Without the pictures, reproduce the records that follow exactly.

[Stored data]
::::::::::

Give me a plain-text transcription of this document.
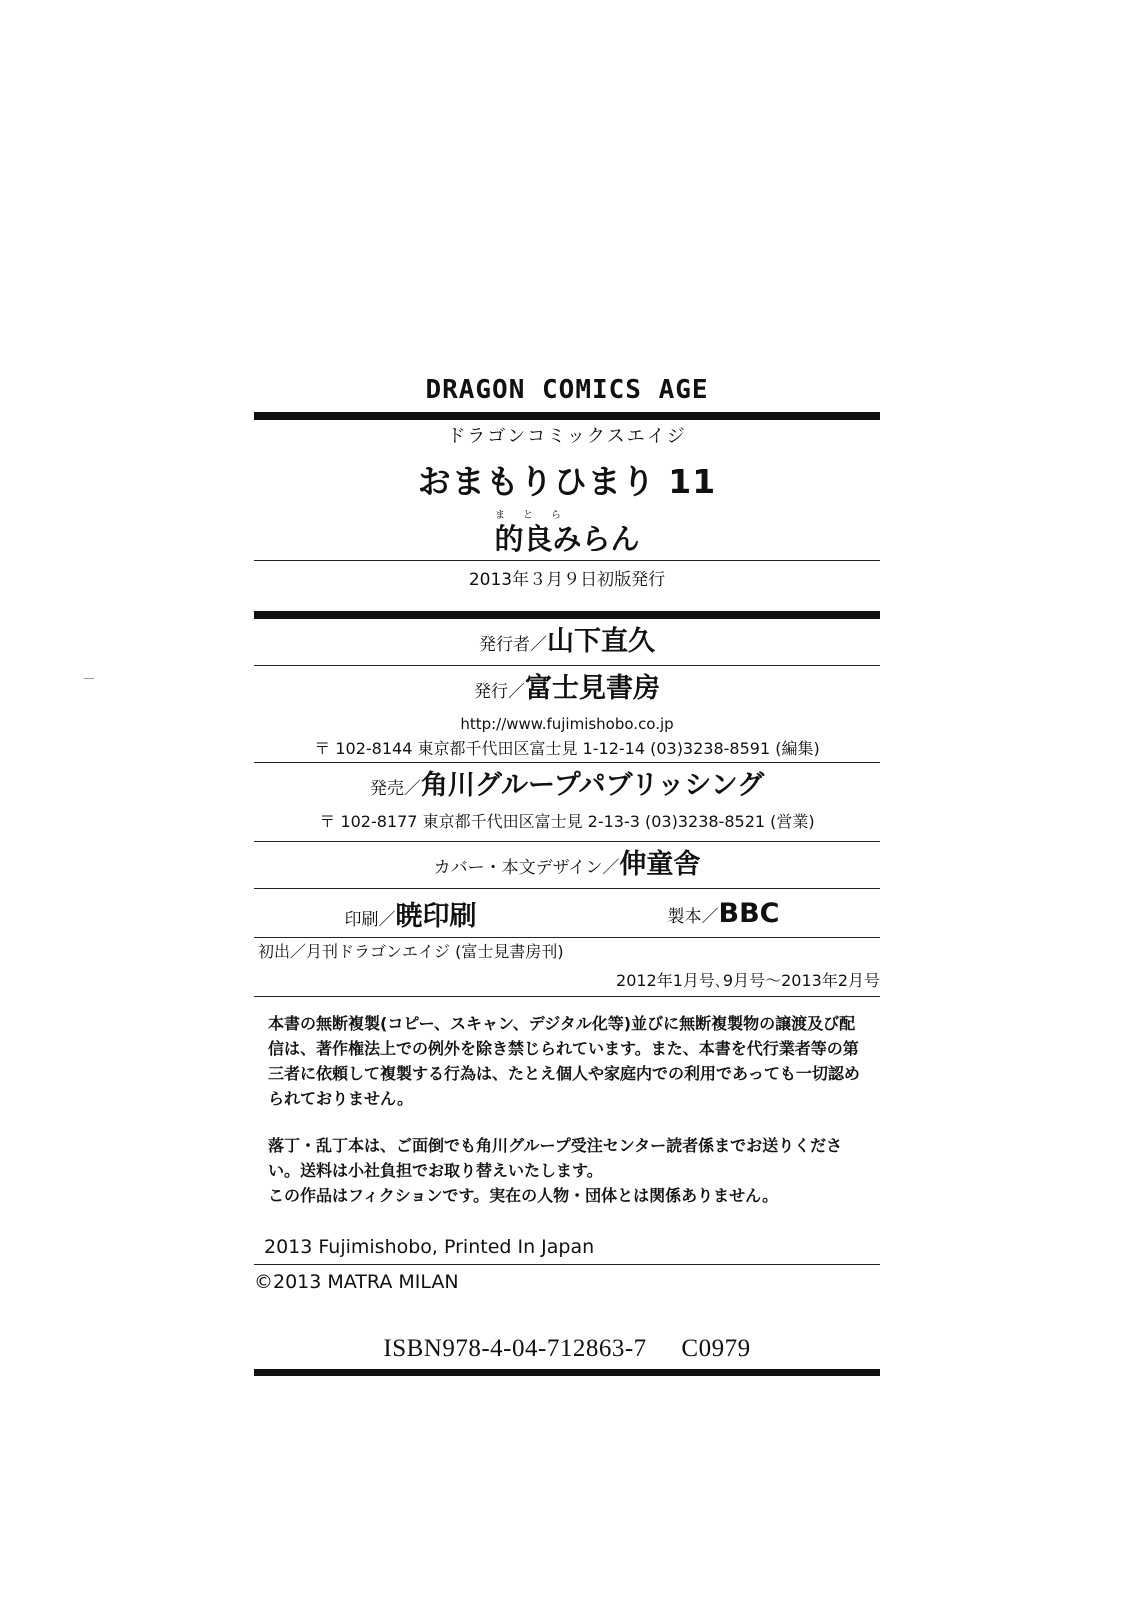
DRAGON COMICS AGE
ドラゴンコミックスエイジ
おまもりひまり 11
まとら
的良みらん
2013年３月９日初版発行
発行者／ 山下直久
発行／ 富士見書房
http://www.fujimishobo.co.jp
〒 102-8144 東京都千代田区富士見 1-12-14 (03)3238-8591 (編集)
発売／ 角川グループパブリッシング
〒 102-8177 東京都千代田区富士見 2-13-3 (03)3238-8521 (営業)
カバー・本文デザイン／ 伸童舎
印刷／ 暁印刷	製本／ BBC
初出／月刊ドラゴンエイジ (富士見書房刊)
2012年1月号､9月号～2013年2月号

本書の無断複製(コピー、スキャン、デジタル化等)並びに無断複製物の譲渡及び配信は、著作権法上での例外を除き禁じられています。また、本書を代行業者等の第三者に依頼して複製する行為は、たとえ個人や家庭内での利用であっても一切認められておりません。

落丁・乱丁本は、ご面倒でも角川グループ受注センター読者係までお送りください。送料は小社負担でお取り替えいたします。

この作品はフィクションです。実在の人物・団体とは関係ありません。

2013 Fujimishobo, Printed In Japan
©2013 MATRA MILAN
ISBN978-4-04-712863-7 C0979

::::::::::

RESULT ->
Give me a plain-text transcription of this document.
DRAGON COMICS AGE
ドラゴンコミックスエイジ
おまもりひまり 11
まとら
的良みらん
2013年３月９日初版発行
発行者／ 山下直久
発行／ 富士見書房
http://www.fujimishobo.co.jp
〒 102-8144 東京都千代田区富士見 1-12-14 (03)3238-8591 (編集)
発売／ 角川グループパブリッシング
〒 102-8177 東京都千代田区富士見 2-13-3 (03)3238-8521 (営業)
カバー・本文デザイン／ 伸童舎
印刷／ 暁印刷	製本／ BBC
初出／月刊ドラゴンエイジ (富士見書房刊)
2012年1月号､9月号～2013年2月号

本書の無断複製(コピー、スキャン、デジタル化等)並びに無断複製物の譲渡及び配信は、著作権法上での例外を除き禁じられています。また、本書を代行業者等の第三者に依頼して複製する行為は、たとえ個人や家庭内での利用であっても一切認められておりません。

落丁・乱丁本は、ご面倒でも角川グループ受注センター読者係までお送りください。送料は小社負担でお取り替えいたします。

この作品はフィクションです。実在の人物・団体とは関係ありません。

2013 Fujimishobo, Printed In Japan
©2013 MATRA MILAN
ISBN978-4-04-712863-7 C0979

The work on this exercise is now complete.